## SHORT EXERCISE:
In how many lines of the data does the word "this" appear? Give the number by itself.

## Begin

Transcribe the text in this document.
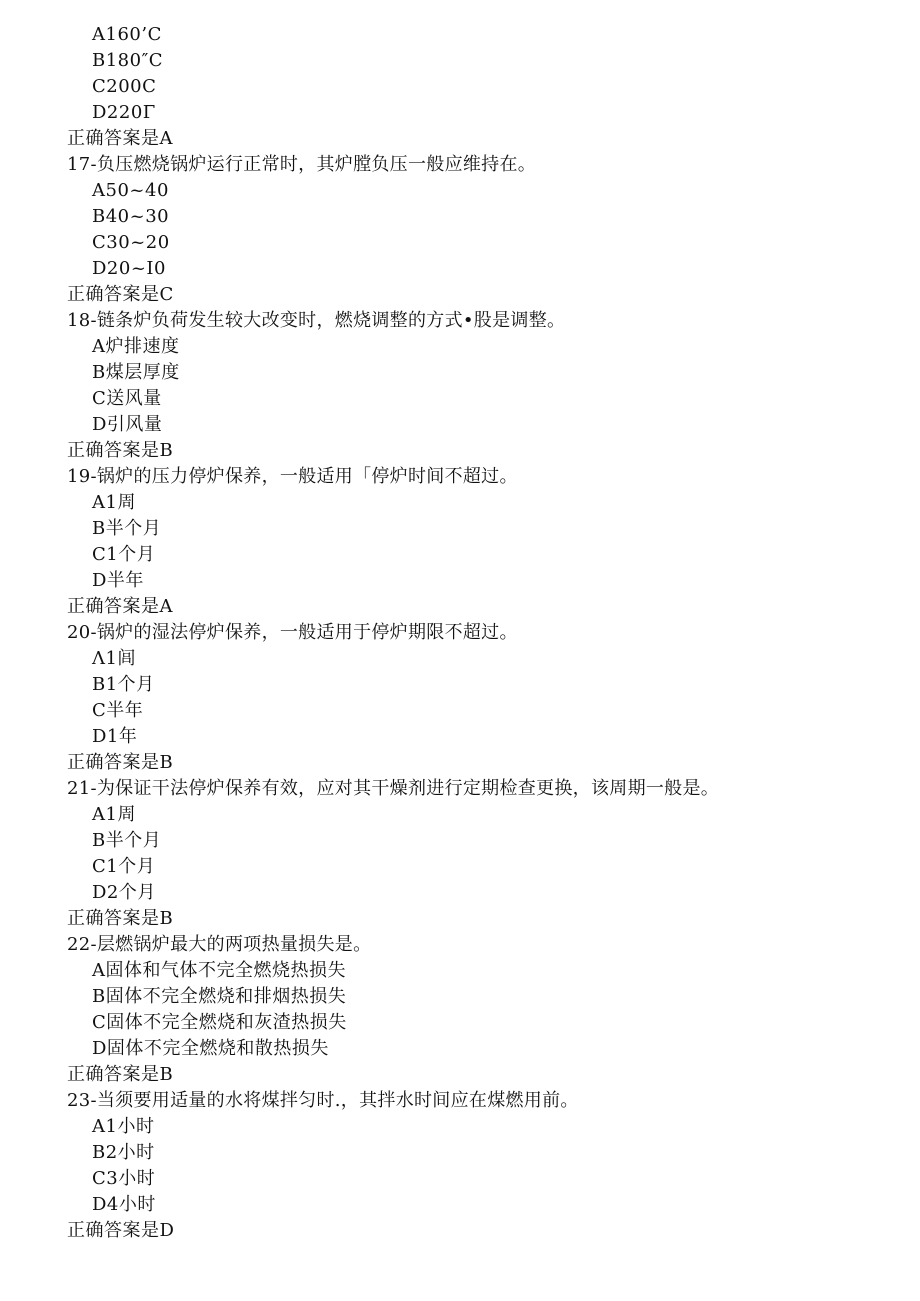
A160’C
B180″C
C200C
D220Γ
正确答案是A
17-负压燃烧锅炉运行正常时，其炉膛负压一般应维持在。
A50~40
B40~30
C30~20
D20~I0
正确答案是C
18-链条炉负荷发生较大改变时，燃烧调整的方式•股是调整。
A炉排速度
B煤层厚度
C送风量
D引风量
正确答案是B
19-锅炉的压力停炉保养，一般适用「停炉时间不超过。
A1周
B半个月
C1个月
D半年
正确答案是A
20-锅炉的湿法停炉保养，一般适用于停炉期限不超过。
Λ1闾
B1个月
C半年
D1年
正确答案是B
21-为保证干法停炉保养有效，应对其干燥剂进行定期检查更换，该周期一般是。
A1周
B半个月
C1个月
D2个月
正确答案是B
22-层燃锅炉最大的两项热量损失是。
A固体和气体不完全燃烧热损失
B固体不完全燃烧和排烟热损失
C固体不完全燃烧和灰渣热损失
D固体不完全燃烧和散热损失
正确答案是B
23-当须要用适量的水将煤拌匀时.，其拌水时间应在煤燃用前。
A1小时
B2小时
C3小时
D4小时
正确答案是D
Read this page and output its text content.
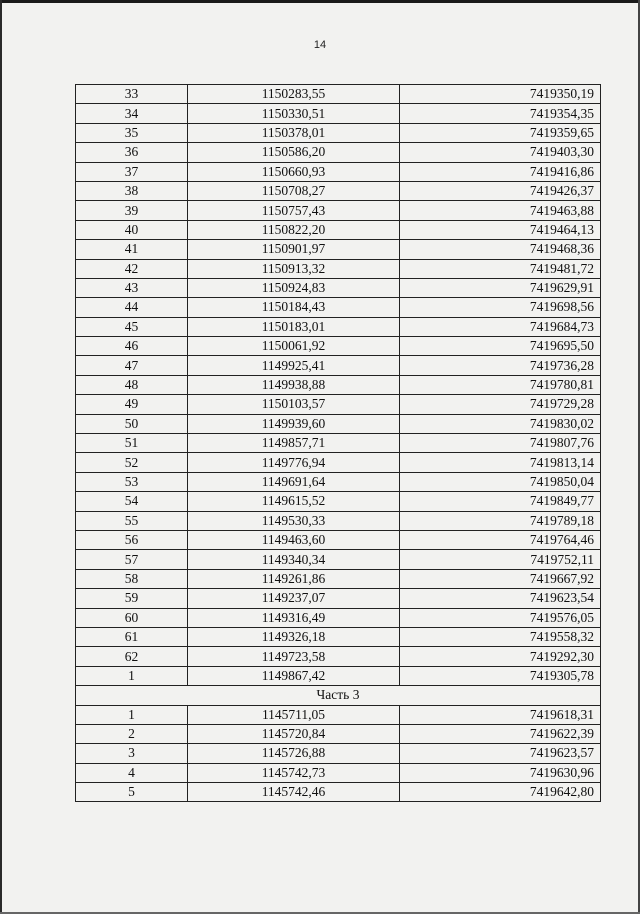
14
33	1150283,55	7419350,19
34	1150330,51	7419354,35
35	1150378,01	7419359,65
36	1150586,20	7419403,30
37	1150660,93	7419416,86
38	1150708,27	7419426,37
39	1150757,43	7419463,88
40	1150822,20	7419464,13
41	1150901,97	7419468,36
42	1150913,32	7419481,72
43	1150924,83	7419629,91
44	1150184,43	7419698,56
45	1150183,01	7419684,73
46	1150061,92	7419695,50
47	1149925,41	7419736,28
48	1149938,88	7419780,81
49	1150103,57	7419729,28
50	1149939,60	7419830,02
51	1149857,71	7419807,76
52	1149776,94	7419813,14
53	1149691,64	7419850,04
54	1149615,52	7419849,77
55	1149530,33	7419789,18
56	1149463,60	7419764,46
57	1149340,34	7419752,11
58	1149261,86	7419667,92
59	1149237,07	7419623,54
60	1149316,49	7419576,05
61	1149326,18	7419558,32
62	1149723,58	7419292,30
1	1149867,42	7419305,78
Часть 3		
1	1145711,05	7419618,31
2	1145720,84	7419622,39
3	1145726,88	7419623,57
4	1145742,73	7419630,96
5	1145742,46	7419642,80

## End

## THE RESPONSE:
2